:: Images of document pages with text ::
##############################

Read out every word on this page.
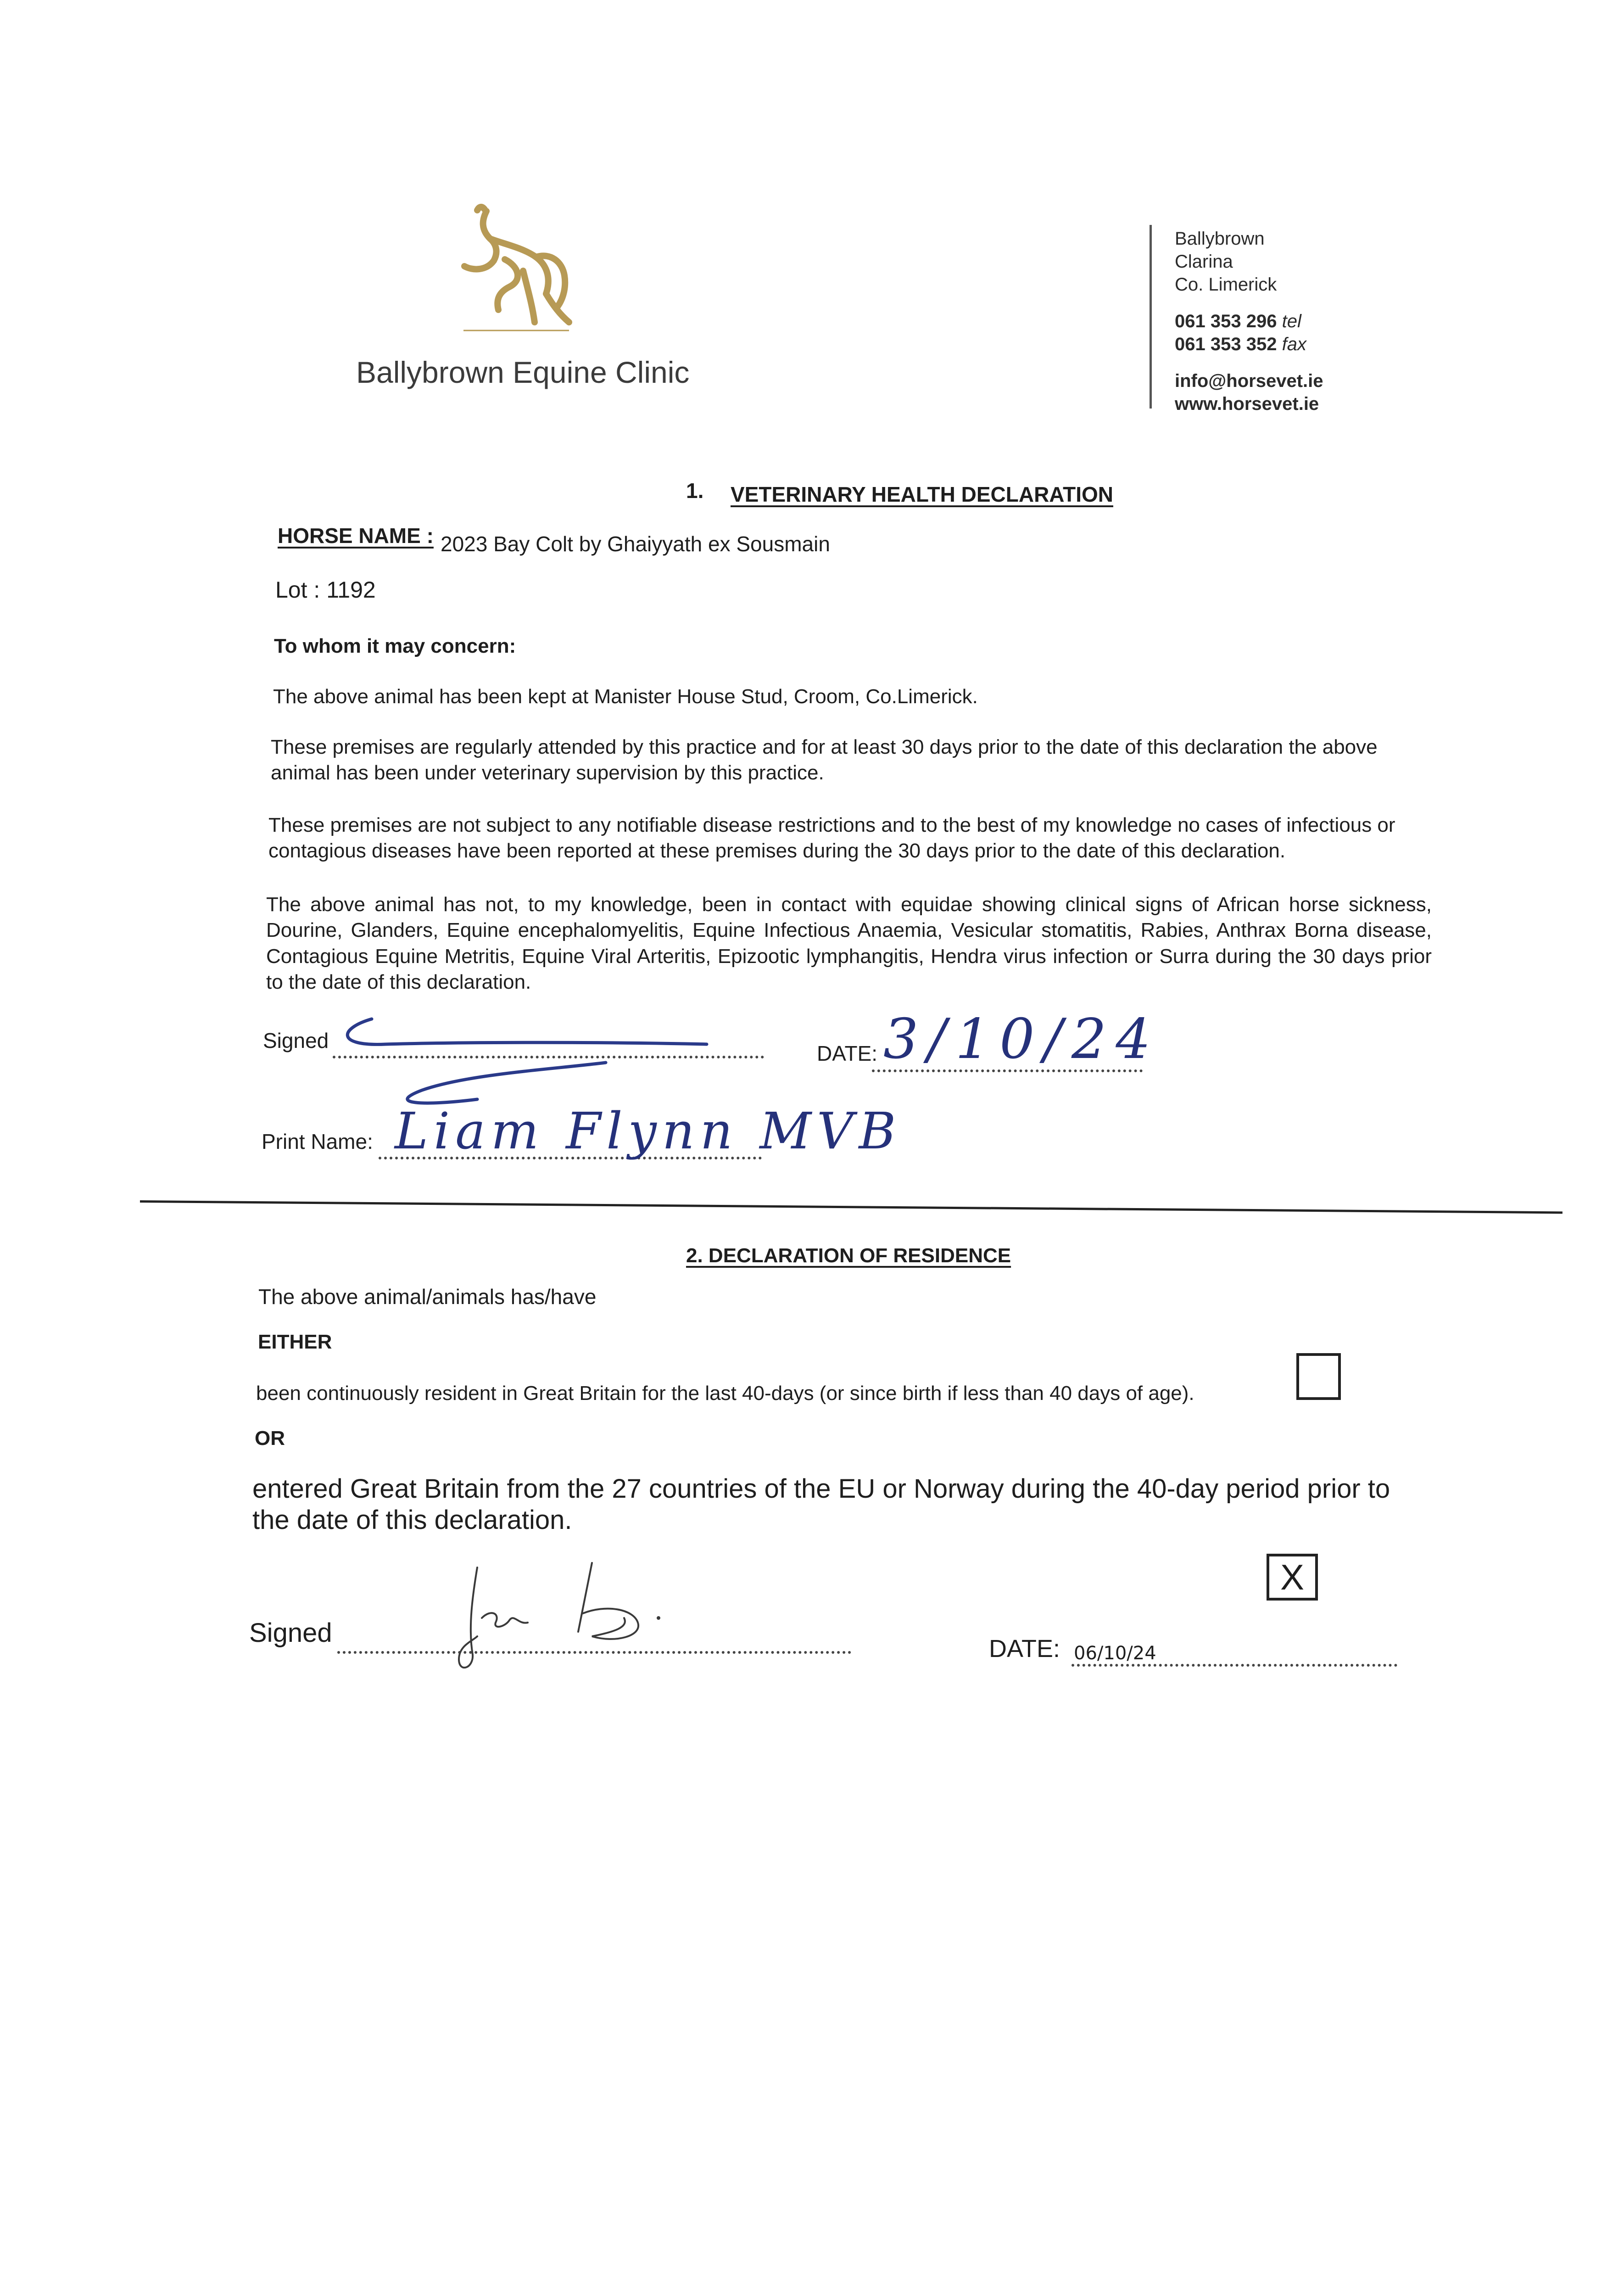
Ballybrown Equine Clinic
Ballybrown
Clarina
Co. Limerick
061 353 296 tel
061 353 352 fax
info@horsevet.ie
www.horsevet.ie
1. VETERINARY HEALTH DECLARATION
HORSE NAME : 2023 Bay Colt by Ghaiyyath ex Sousmain
Lot : 1192
To whom it may concern:
The above animal has been kept at Manister House Stud, Croom, Co.Limerick.
These premises are regularly attended by this practice and for at least 30 days prior to the date of this declaration the above animal has been under veterinary supervision by this practice.
These premises are not subject to any notifiable disease restrictions and to the best of my knowledge no cases of infectious or contagious diseases have been reported at these premises during the 30 days prior to the date of this declaration.
The above animal has not, to my knowledge, been in contact with equidae showing clinical signs of African horse sickness, Dourine, Glanders, Equine encephalomyelitis, Equine Infectious Anaemia, Vesicular stomatitis, Rabies, Anthrax Borna disease, Contagious Equine Metritis, Equine Viral Arteritis, Epizootic lymphangitis, Hendra virus infection or Surra during the 30 days prior to the date of this declaration.
Signed
DATE: 3/10/24
Print Name: Liam Flynn MVB
2. DECLARATION OF RESIDENCE
The above animal/animals has/have
EITHER
been continuously resident in Great Britain for the last 40-days (or since birth if less than 40 days of age).
OR
entered Great Britain from the 27 countries of the EU or Norway during the 40-day period prior to the date of this declaration.
X
Signed
DATE: 06/10/24
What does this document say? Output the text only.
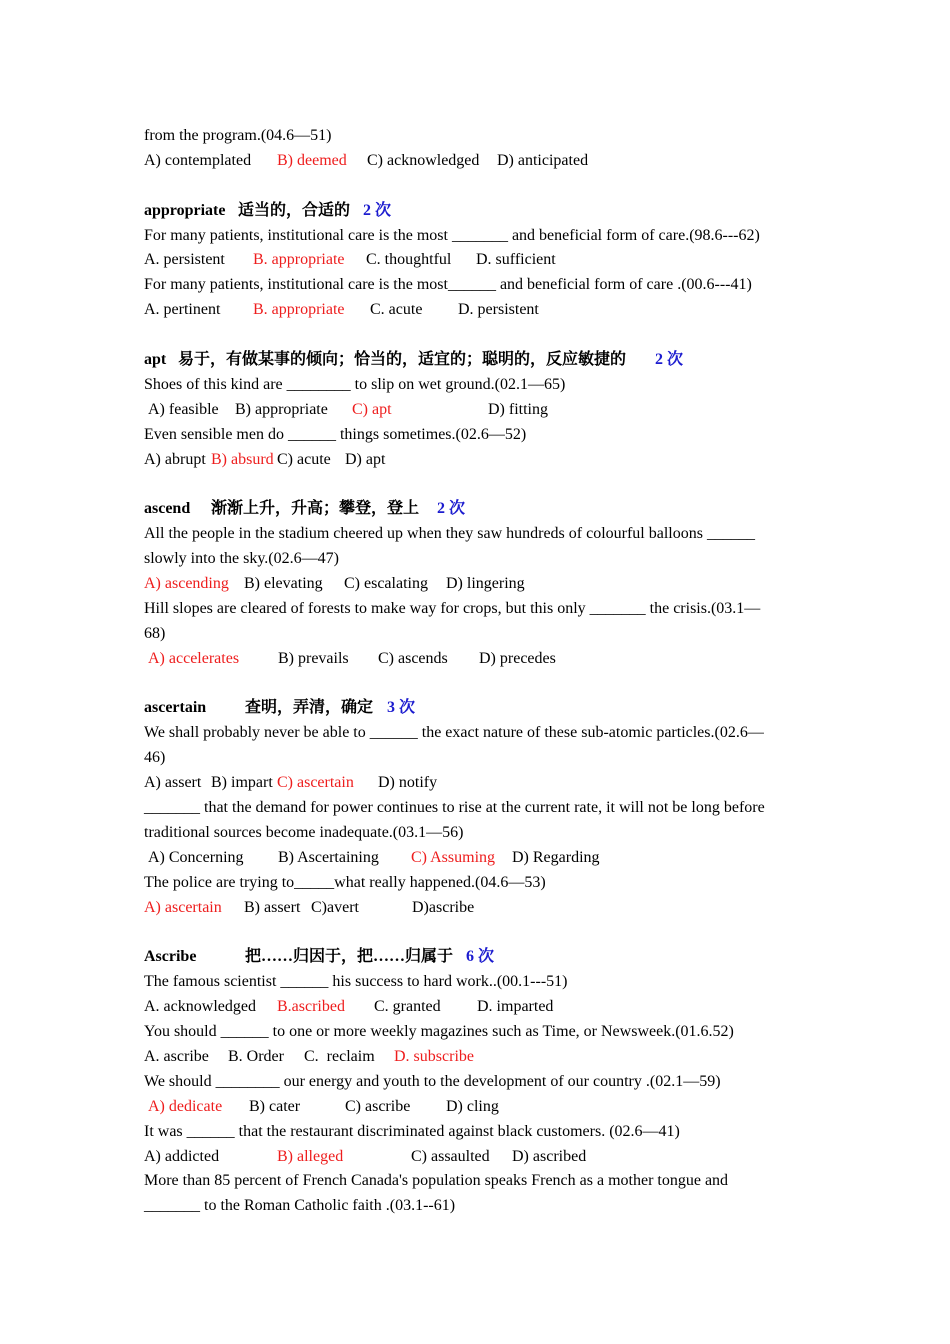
from the program.(04.6—51)

A) contemplated

B) deemed

C) acknowledged

D) anticipated

appropriate

适当的，合适的

2 次

For many patients, institutional care is the most _______ and beneficial form of care.(98.6---62)

A. persistent

B. appropriate

C. thoughtful

D. sufficient

For many patients, institutional care is the most______ and beneficial form of care .(00.6---41)

A. pertinent

B. appropriate

C. acute

D. persistent

apt

易于，有做某事的倾向；恰当的，适宜的；聪明的，反应敏捷的

2 次

Shoes of this kind are ________ to slip on wet ground.(02.1—65)

A) feasible

B) appropriate

C) apt

	D) fitting

Even sensible men do ______ things sometimes.(02.6—52)

A) abrupt

B) absurd

C) acute

D) apt

ascend

渐渐上升，升高；攀登，登上

2 次

All the people in the stadium cheered up when they saw hundreds of colourful balloons ______
slowly into the sky.(02.6—47)

A) ascending

B) elevating

C) escalating

D) lingering

Hill slopes are cleared of forests to make way for crops, but this only _______ the crisis.(03.1—
68)

A) accelerates

B) prevails

C) ascends

D) precedes

ascertain

查明，弄清，确定

3 次

We shall probably never be able to ______ the exact nature of these sub-atomic particles.(02.6—
46)

A) assert

B) impart

C) ascertain

D) notify

_______ that the demand for power continues to rise at the current rate, it will not be long before
traditional sources become inadequate.(03.1—56)

A) Concerning

B) Ascertaining

C) Assuming

D) Regarding

The police are trying to_____what really happened.(04.6—53)

A) ascertain

B) assert

C)avert

	D)ascribe

Ascribe

	把……归因于，把……归属于

6 次

The famous scientist ______ his success to hard work..(00.1---51)

A. acknowledged

B.ascribed

C. granted

D. imparted

You should ______ to one or more weekly magazines such as Time, or Newsweek.(01.6.52)

A. ascribe

B. Order

C.  reclaim

D. subscribe

We should ________ our energy and youth to the development of our country .(02.1—59)

A) dedicate

B) cater

	C) ascribe

D) cling

It was ______ that the restaurant discriminated against black customers. (02.6—41)

A) addicted

	B) alleged

	C) assaulted

D) ascribed

More than 85 percent of French Canada's population speaks French as a mother tongue and
_______ to the Roman Catholic faith .(03.1--61)
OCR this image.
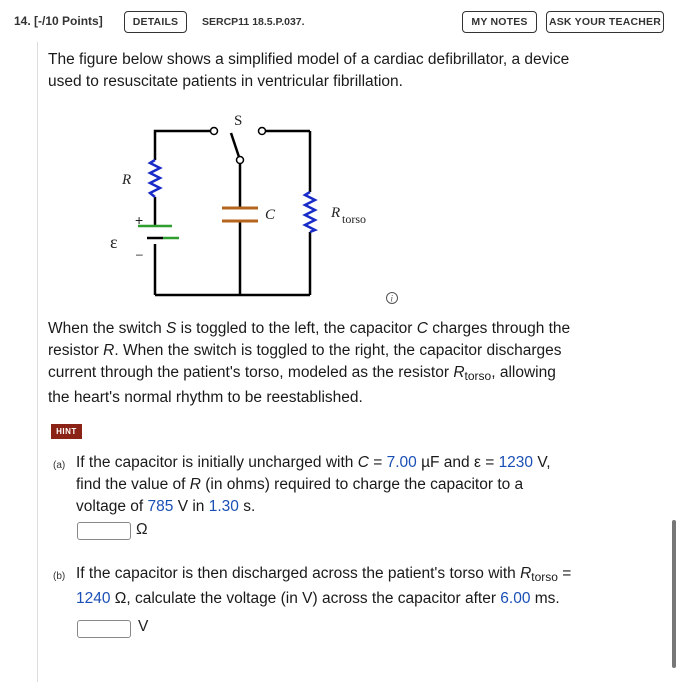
14. [-/10 Points]	DETAILS	SERCP11 18.5.P.037.	MY NOTES	ASK YOUR TEACHER
The figure below shows a simplified model of a cardiac defibrillator, a device
used to resuscitate patients in ventricular fibrillation.
S
R
C
+
–
ε
R torso
i
When the switch S is toggled to the left, the capacitor C charges through the
resistor R. When the switch is toggled to the right, the capacitor discharges
current through the patient's torso, modeled as the resistor $R_{torso}$, allowing
the heart's normal rhythm to be reestablished.
HINT
(a) If the capacitor is initially uncharged with C = 7.00 µF and ε = 1230 V,
find the value of R (in ohms) required to charge the capacitor to a
voltage of 785 V in 1.30 s.
Ω
(b) If the capacitor is then discharged across the patient's torso with $R_{torso}$ =
1240 Ω, calculate the voltage (in V) across the capacitor after 6.00 ms.
V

##############################

Restate each line above exactly, keeping pictures out.

:: TASK ANSWER ::
Read out every word on this page.
Ballybrown Equine Clinic
Ballybrown
Clarina
Co. Limerick
061 353 296 tel
061 353 352 fax
info@horsevet.ie
www.horsevet.ie
1. VETERINARY HEALTH DECLARATION
HORSE NAME : 2023 Bay Colt by Ghaiyyath ex Sousmain
Lot : 1192
To whom it may concern:
The above animal has been kept at Manister House Stud, Croom, Co.Limerick.
These premises are regularly attended by this practice and for at least 30 days prior to the date of this declaration the above animal has been under veterinary supervision by this practice.
These premises are not subject to any notifiable disease restrictions and to the best of my knowledge no cases of infectious or contagious diseases have been reported at these premises during the 30 days prior to the date of this declaration.
The above animal has not, to my knowledge, been in contact with equidae showing clinical signs of African horse sickness, Dourine, Glanders, Equine encephalomyelitis, Equine Infectious Anaemia, Vesicular stomatitis, Rabies, Anthrax Borna disease, Contagious Equine Metritis, Equine Viral Arteritis, Epizootic lymphangitis, Hendra virus infection or Surra during the 30 days prior to the date of this declaration.
Signed
DATE: 3/10/24
Print Name: Liam Flynn MVB
2. DECLARATION OF RESIDENCE
The above animal/animals has/have
EITHER
been continuously resident in Great Britain for the last 40-days (or since birth if less than 40 days of age).
OR
entered Great Britain from the 27 countries of the EU or Norway during the 40-day period prior to the date of this declaration.
X
Signed
DATE: 06/10/24
What does this document say? Output the text only.
from the program.(04.6—51)

A) contemplated

B) deemed

C) acknowledged

D) anticipated

appropriate

适当的，合适的

2 次

For many patients, institutional care is the most _______ and beneficial form of care.(98.6---62)

A. persistent

B. appropriate

C. thoughtful

D. sufficient

For many patients, institutional care is the most______ and beneficial form of care .(00.6---41)

A. pertinent

B. appropriate

C. acute

D. persistent

apt

易于，有做某事的倾向；恰当的，适宜的；聪明的，反应敏捷的

2 次

Shoes of this kind are ________ to slip on wet ground.(02.1—65)

A) feasible

B) appropriate

C) apt

	D) fitting

Even sensible men do ______ things sometimes.(02.6—52)

A) abrupt

B) absurd

C) acute

D) apt

ascend

渐渐上升，升高；攀登，登上

2 次

All the people in the stadium cheered up when they saw hundreds of colourful balloons ______
slowly into the sky.(02.6—47)

A) ascending

B) elevating

C) escalating

D) lingering

Hill slopes are cleared of forests to make way for crops, but this only _______ the crisis.(03.1—
68)

A) accelerates

B) prevails

C) ascends

D) precedes

ascertain

查明，弄清，确定

3 次

We shall probably never be able to ______ the exact nature of these sub-atomic particles.(02.6—
46)

A) assert

B) impart

C) ascertain

D) notify

_______ that the demand for power continues to rise at the current rate, it will not be long before
traditional sources become inadequate.(03.1—56)

A) Concerning

B) Ascertaining

C) Assuming

D) Regarding

The police are trying to_____what really happened.(04.6—53)

A) ascertain

B) assert

C)avert

	D)ascribe

Ascribe

	把……归因于，把……归属于

6 次

The famous scientist ______ his success to hard work..(00.1---51)

A. acknowledged

B.ascribed

C. granted

D. imparted

You should ______ to one or more weekly magazines such as Time, or Newsweek.(01.6.52)

A. ascribe

B. Order

C.  reclaim

D. subscribe

We should ________ our energy and youth to the development of our country .(02.1—59)

A) dedicate

B) cater

	C) ascribe

D) cling

It was ______ that the restaurant discriminated against black customers. (02.6—41)

A) addicted

	B) alleged

	C) assaulted

D) ascribed

More than 85 percent of French Canada's population speaks French as a mother tongue and
_______ to the Roman Catholic faith .(03.1--61)
OCR this image.
14. [-/10 Points]	DETAILS	SERCP11 18.5.P.037.	MY NOTES	ASK YOUR TEACHER
The figure below shows a simplified model of a cardiac defibrillator, a device
used to resuscitate patients in ventricular fibrillation.
S
R
C
+
–
ε
R torso
i
When the switch S is toggled to the left, the capacitor C charges through the
resistor R. When the switch is toggled to the right, the capacitor discharges
current through the patient's torso, modeled as the resistor $R_{torso}$, allowing
the heart's normal rhythm to be reestablished.
HINT
(a) If the capacitor is initially uncharged with C = 7.00 µF and ε = 1230 V,
find the value of R (in ohms) required to charge the capacitor to a
voltage of 785 V in 1.30 s.
Ω
(b) If the capacitor is then discharged across the patient's torso with $R_{torso}$ =
1240 Ω, calculate the voltage (in V) across the capacitor after 6.00 ms.
V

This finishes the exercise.